GIVEN RECORDS>
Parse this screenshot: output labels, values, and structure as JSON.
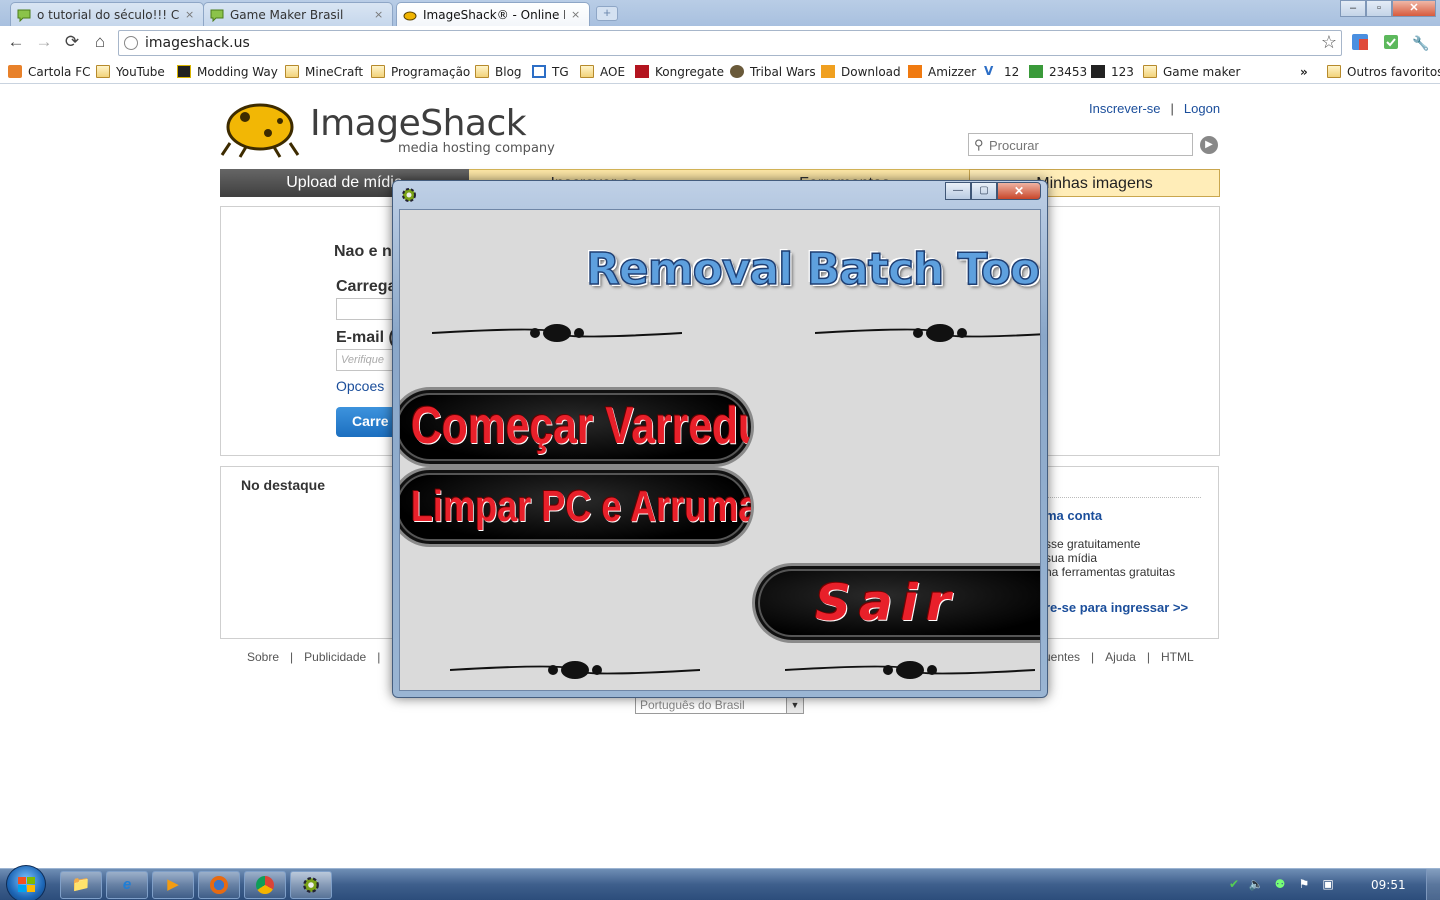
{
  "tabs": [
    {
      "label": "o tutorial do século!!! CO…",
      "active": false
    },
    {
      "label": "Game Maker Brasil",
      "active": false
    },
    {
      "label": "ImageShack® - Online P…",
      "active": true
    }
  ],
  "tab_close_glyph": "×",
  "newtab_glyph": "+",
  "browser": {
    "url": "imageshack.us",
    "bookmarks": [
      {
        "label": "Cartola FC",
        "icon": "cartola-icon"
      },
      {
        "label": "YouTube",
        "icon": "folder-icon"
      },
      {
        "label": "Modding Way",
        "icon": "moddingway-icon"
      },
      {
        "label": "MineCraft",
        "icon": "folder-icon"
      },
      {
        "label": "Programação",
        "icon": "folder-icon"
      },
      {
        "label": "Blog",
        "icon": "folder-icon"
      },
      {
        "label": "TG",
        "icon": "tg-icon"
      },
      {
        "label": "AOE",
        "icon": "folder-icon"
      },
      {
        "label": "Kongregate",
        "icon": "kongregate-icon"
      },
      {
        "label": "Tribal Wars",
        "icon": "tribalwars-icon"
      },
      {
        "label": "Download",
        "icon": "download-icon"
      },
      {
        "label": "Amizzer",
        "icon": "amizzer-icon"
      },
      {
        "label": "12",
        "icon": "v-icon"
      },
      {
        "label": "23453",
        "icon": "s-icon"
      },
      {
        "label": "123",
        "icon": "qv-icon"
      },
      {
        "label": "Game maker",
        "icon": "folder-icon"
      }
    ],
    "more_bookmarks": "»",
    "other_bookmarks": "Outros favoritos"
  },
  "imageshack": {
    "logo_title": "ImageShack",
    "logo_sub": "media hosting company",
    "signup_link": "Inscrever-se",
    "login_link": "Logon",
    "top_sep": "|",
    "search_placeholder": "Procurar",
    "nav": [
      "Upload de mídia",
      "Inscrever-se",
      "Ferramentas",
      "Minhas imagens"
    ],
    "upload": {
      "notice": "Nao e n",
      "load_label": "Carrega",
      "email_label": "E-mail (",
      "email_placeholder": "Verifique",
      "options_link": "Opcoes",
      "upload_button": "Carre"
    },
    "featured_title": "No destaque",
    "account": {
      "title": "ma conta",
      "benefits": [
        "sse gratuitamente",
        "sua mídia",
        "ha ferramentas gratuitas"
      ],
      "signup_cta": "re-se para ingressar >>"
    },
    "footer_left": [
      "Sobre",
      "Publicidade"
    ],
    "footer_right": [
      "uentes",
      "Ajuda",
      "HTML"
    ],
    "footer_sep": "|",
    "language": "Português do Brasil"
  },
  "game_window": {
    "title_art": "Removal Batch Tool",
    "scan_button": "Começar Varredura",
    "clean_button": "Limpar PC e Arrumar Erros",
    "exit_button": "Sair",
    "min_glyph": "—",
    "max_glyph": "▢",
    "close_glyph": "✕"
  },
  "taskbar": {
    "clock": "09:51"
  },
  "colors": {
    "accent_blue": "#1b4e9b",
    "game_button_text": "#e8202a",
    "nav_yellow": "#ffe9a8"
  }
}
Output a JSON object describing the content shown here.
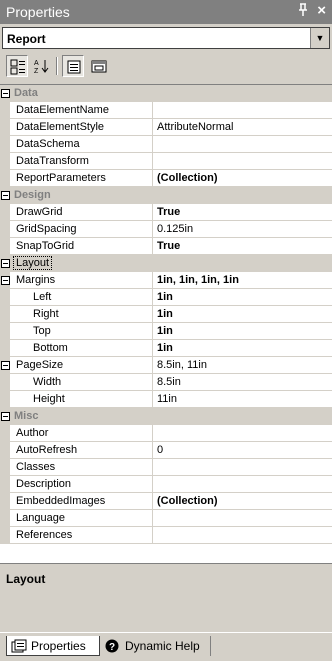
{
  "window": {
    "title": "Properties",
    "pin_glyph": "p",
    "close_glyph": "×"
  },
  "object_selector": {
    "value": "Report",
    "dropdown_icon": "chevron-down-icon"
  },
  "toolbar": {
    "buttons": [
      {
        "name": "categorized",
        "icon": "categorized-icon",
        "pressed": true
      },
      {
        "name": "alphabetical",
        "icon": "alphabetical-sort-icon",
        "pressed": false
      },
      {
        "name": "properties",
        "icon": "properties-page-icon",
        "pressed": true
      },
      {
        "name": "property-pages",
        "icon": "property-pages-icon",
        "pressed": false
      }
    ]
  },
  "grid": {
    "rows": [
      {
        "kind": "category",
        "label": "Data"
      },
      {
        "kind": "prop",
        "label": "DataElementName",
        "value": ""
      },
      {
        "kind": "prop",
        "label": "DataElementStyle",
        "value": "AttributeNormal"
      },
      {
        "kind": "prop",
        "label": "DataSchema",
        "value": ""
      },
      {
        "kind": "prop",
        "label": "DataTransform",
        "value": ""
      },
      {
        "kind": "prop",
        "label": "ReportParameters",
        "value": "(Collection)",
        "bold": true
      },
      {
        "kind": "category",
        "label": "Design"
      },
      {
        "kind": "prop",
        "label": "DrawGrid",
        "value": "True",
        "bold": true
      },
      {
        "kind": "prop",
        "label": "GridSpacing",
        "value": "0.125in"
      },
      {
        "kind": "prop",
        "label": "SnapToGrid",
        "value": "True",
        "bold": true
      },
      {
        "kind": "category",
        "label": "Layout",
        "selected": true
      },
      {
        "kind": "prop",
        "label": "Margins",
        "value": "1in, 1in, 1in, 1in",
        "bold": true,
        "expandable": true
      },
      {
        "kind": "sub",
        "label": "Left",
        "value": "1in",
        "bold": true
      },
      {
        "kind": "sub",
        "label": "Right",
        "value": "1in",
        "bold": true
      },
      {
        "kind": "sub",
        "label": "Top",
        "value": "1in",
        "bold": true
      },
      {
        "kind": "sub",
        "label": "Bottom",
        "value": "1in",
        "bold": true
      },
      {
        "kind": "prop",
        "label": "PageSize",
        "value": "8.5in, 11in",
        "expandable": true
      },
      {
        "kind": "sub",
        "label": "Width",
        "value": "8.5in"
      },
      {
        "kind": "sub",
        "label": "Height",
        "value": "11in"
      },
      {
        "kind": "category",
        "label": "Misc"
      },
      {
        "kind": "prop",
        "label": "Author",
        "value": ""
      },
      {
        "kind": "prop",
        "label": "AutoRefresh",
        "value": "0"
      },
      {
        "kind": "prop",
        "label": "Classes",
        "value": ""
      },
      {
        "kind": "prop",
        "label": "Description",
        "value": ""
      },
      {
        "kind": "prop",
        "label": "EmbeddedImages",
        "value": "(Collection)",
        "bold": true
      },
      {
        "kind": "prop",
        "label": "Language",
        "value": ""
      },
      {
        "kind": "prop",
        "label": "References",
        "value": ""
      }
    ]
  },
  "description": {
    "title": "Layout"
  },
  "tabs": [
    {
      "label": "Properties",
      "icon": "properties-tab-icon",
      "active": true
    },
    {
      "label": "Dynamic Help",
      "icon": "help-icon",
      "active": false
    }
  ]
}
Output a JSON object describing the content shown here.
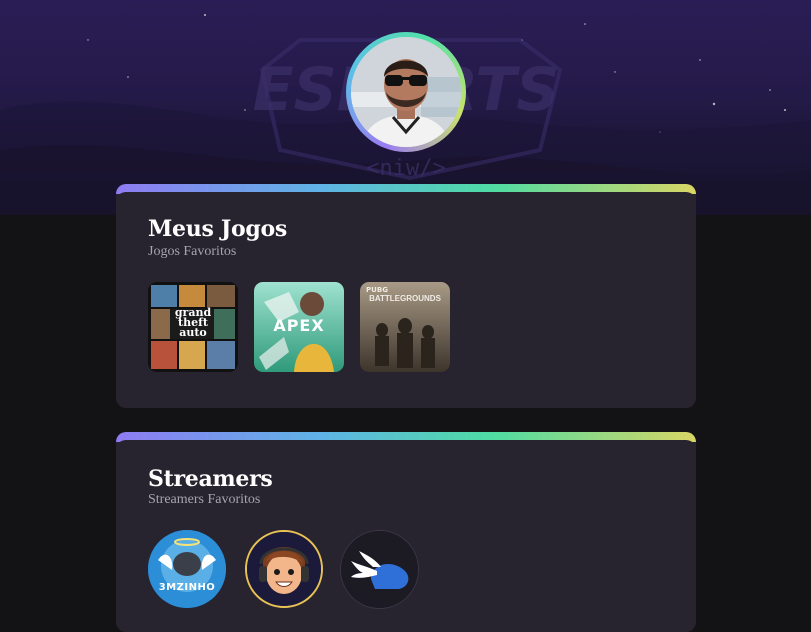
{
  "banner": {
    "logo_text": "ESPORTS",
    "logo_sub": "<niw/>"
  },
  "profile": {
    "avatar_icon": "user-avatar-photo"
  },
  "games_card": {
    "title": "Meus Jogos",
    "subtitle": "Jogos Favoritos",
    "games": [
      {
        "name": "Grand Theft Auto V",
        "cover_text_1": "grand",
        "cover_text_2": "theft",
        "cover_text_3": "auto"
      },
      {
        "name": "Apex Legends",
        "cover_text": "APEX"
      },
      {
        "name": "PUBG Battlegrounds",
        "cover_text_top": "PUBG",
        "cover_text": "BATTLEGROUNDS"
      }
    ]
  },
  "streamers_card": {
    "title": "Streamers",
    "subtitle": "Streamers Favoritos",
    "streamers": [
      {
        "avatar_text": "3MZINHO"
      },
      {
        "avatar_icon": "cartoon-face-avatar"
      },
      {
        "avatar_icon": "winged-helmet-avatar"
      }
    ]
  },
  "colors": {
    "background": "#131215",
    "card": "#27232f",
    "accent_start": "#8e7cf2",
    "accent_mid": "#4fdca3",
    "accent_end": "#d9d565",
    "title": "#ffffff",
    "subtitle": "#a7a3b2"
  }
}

GIVEN REQUEST>
Transcribe all of the records above character for character. Exclude the pictures.

RESULT>
Parse this screenshot: output labels, values, and structure as JSON.
{
  "tabs": [
    {
      "label": "o tutorial do século!!! CO…",
      "active": false
    },
    {
      "label": "Game Maker Brasil",
      "active": false
    },
    {
      "label": "ImageShack® - Online P…",
      "active": true
    }
  ],
  "tab_close_glyph": "×",
  "newtab_glyph": "+",
  "browser": {
    "url": "imageshack.us",
    "bookmarks": [
      {
        "label": "Cartola FC",
        "icon": "cartola-icon"
      },
      {
        "label": "YouTube",
        "icon": "folder-icon"
      },
      {
        "label": "Modding Way",
        "icon": "moddingway-icon"
      },
      {
        "label": "MineCraft",
        "icon": "folder-icon"
      },
      {
        "label": "Programação",
        "icon": "folder-icon"
      },
      {
        "label": "Blog",
        "icon": "folder-icon"
      },
      {
        "label": "TG",
        "icon": "tg-icon"
      },
      {
        "label": "AOE",
        "icon": "folder-icon"
      },
      {
        "label": "Kongregate",
        "icon": "kongregate-icon"
      },
      {
        "label": "Tribal Wars",
        "icon": "tribalwars-icon"
      },
      {
        "label": "Download",
        "icon": "download-icon"
      },
      {
        "label": "Amizzer",
        "icon": "amizzer-icon"
      },
      {
        "label": "12",
        "icon": "v-icon"
      },
      {
        "label": "23453",
        "icon": "s-icon"
      },
      {
        "label": "123",
        "icon": "qv-icon"
      },
      {
        "label": "Game maker",
        "icon": "folder-icon"
      }
    ],
    "more_bookmarks": "»",
    "other_bookmarks": "Outros favoritos"
  },
  "imageshack": {
    "logo_title": "ImageShack",
    "logo_sub": "media hosting company",
    "signup_link": "Inscrever-se",
    "login_link": "Logon",
    "top_sep": "|",
    "search_placeholder": "Procurar",
    "nav": [
      "Upload de mídia",
      "Inscrever-se",
      "Ferramentas",
      "Minhas imagens"
    ],
    "upload": {
      "notice": "Nao e n",
      "load_label": "Carrega",
      "email_label": "E-mail (",
      "email_placeholder": "Verifique",
      "options_link": "Opcoes",
      "upload_button": "Carre"
    },
    "featured_title": "No destaque",
    "account": {
      "title": "ma conta",
      "benefits": [
        "sse gratuitamente",
        "sua mídia",
        "ha ferramentas gratuitas"
      ],
      "signup_cta": "re-se para ingressar >>"
    },
    "footer_left": [
      "Sobre",
      "Publicidade"
    ],
    "footer_right": [
      "uentes",
      "Ajuda",
      "HTML"
    ],
    "footer_sep": "|",
    "language": "Português do Brasil"
  },
  "game_window": {
    "title_art": "Removal Batch Tool",
    "scan_button": "Começar Varredura",
    "clean_button": "Limpar PC e Arrumar Erros",
    "exit_button": "Sair",
    "min_glyph": "—",
    "max_glyph": "▢",
    "close_glyph": "✕"
  },
  "taskbar": {
    "clock": "09:51"
  },
  "colors": {
    "accent_blue": "#1b4e9b",
    "game_button_text": "#e8202a",
    "nav_yellow": "#ffe9a8"
  }
}
Output a JSON object describing the content shown here.
{
  "window": {
    "title": "Properties",
    "pin_glyph": "p",
    "close_glyph": "×"
  },
  "object_selector": {
    "value": "Report",
    "dropdown_icon": "chevron-down-icon"
  },
  "toolbar": {
    "buttons": [
      {
        "name": "categorized",
        "icon": "categorized-icon",
        "pressed": true
      },
      {
        "name": "alphabetical",
        "icon": "alphabetical-sort-icon",
        "pressed": false
      },
      {
        "name": "properties",
        "icon": "properties-page-icon",
        "pressed": true
      },
      {
        "name": "property-pages",
        "icon": "property-pages-icon",
        "pressed": false
      }
    ]
  },
  "grid": {
    "rows": [
      {
        "kind": "category",
        "label": "Data"
      },
      {
        "kind": "prop",
        "label": "DataElementName",
        "value": ""
      },
      {
        "kind": "prop",
        "label": "DataElementStyle",
        "value": "AttributeNormal"
      },
      {
        "kind": "prop",
        "label": "DataSchema",
        "value": ""
      },
      {
        "kind": "prop",
        "label": "DataTransform",
        "value": ""
      },
      {
        "kind": "prop",
        "label": "ReportParameters",
        "value": "(Collection)",
        "bold": true
      },
      {
        "kind": "category",
        "label": "Design"
      },
      {
        "kind": "prop",
        "label": "DrawGrid",
        "value": "True",
        "bold": true
      },
      {
        "kind": "prop",
        "label": "GridSpacing",
        "value": "0.125in"
      },
      {
        "kind": "prop",
        "label": "SnapToGrid",
        "value": "True",
        "bold": true
      },
      {
        "kind": "category",
        "label": "Layout",
        "selected": true
      },
      {
        "kind": "prop",
        "label": "Margins",
        "value": "1in, 1in, 1in, 1in",
        "bold": true,
        "expandable": true
      },
      {
        "kind": "sub",
        "label": "Left",
        "value": "1in",
        "bold": true
      },
      {
        "kind": "sub",
        "label": "Right",
        "value": "1in",
        "bold": true
      },
      {
        "kind": "sub",
        "label": "Top",
        "value": "1in",
        "bold": true
      },
      {
        "kind": "sub",
        "label": "Bottom",
        "value": "1in",
        "bold": true
      },
      {
        "kind": "prop",
        "label": "PageSize",
        "value": "8.5in, 11in",
        "expandable": true
      },
      {
        "kind": "sub",
        "label": "Width",
        "value": "8.5in"
      },
      {
        "kind": "sub",
        "label": "Height",
        "value": "11in"
      },
      {
        "kind": "category",
        "label": "Misc"
      },
      {
        "kind": "prop",
        "label": "Author",
        "value": ""
      },
      {
        "kind": "prop",
        "label": "AutoRefresh",
        "value": "0"
      },
      {
        "kind": "prop",
        "label": "Classes",
        "value": ""
      },
      {
        "kind": "prop",
        "label": "Description",
        "value": ""
      },
      {
        "kind": "prop",
        "label": "EmbeddedImages",
        "value": "(Collection)",
        "bold": true
      },
      {
        "kind": "prop",
        "label": "Language",
        "value": ""
      },
      {
        "kind": "prop",
        "label": "References",
        "value": ""
      }
    ]
  },
  "description": {
    "title": "Layout"
  },
  "tabs": [
    {
      "label": "Properties",
      "icon": "properties-tab-icon",
      "active": true
    },
    {
      "label": "Dynamic Help",
      "icon": "help-icon",
      "active": false
    }
  ]
}
Output a JSON object describing the content shown here.
{
  "banner": {
    "logo_text": "ESPORTS",
    "logo_sub": "<niw/>"
  },
  "profile": {
    "avatar_icon": "user-avatar-photo"
  },
  "games_card": {
    "title": "Meus Jogos",
    "subtitle": "Jogos Favoritos",
    "games": [
      {
        "name": "Grand Theft Auto V",
        "cover_text_1": "grand",
        "cover_text_2": "theft",
        "cover_text_3": "auto"
      },
      {
        "name": "Apex Legends",
        "cover_text": "APEX"
      },
      {
        "name": "PUBG Battlegrounds",
        "cover_text_top": "PUBG",
        "cover_text": "BATTLEGROUNDS"
      }
    ]
  },
  "streamers_card": {
    "title": "Streamers",
    "subtitle": "Streamers Favoritos",
    "streamers": [
      {
        "avatar_text": "3MZINHO"
      },
      {
        "avatar_icon": "cartoon-face-avatar"
      },
      {
        "avatar_icon": "winged-helmet-avatar"
      }
    ]
  },
  "colors": {
    "background": "#131215",
    "card": "#27232f",
    "accent_start": "#8e7cf2",
    "accent_mid": "#4fdca3",
    "accent_end": "#d9d565",
    "title": "#ffffff",
    "subtitle": "#a7a3b2"
  }
}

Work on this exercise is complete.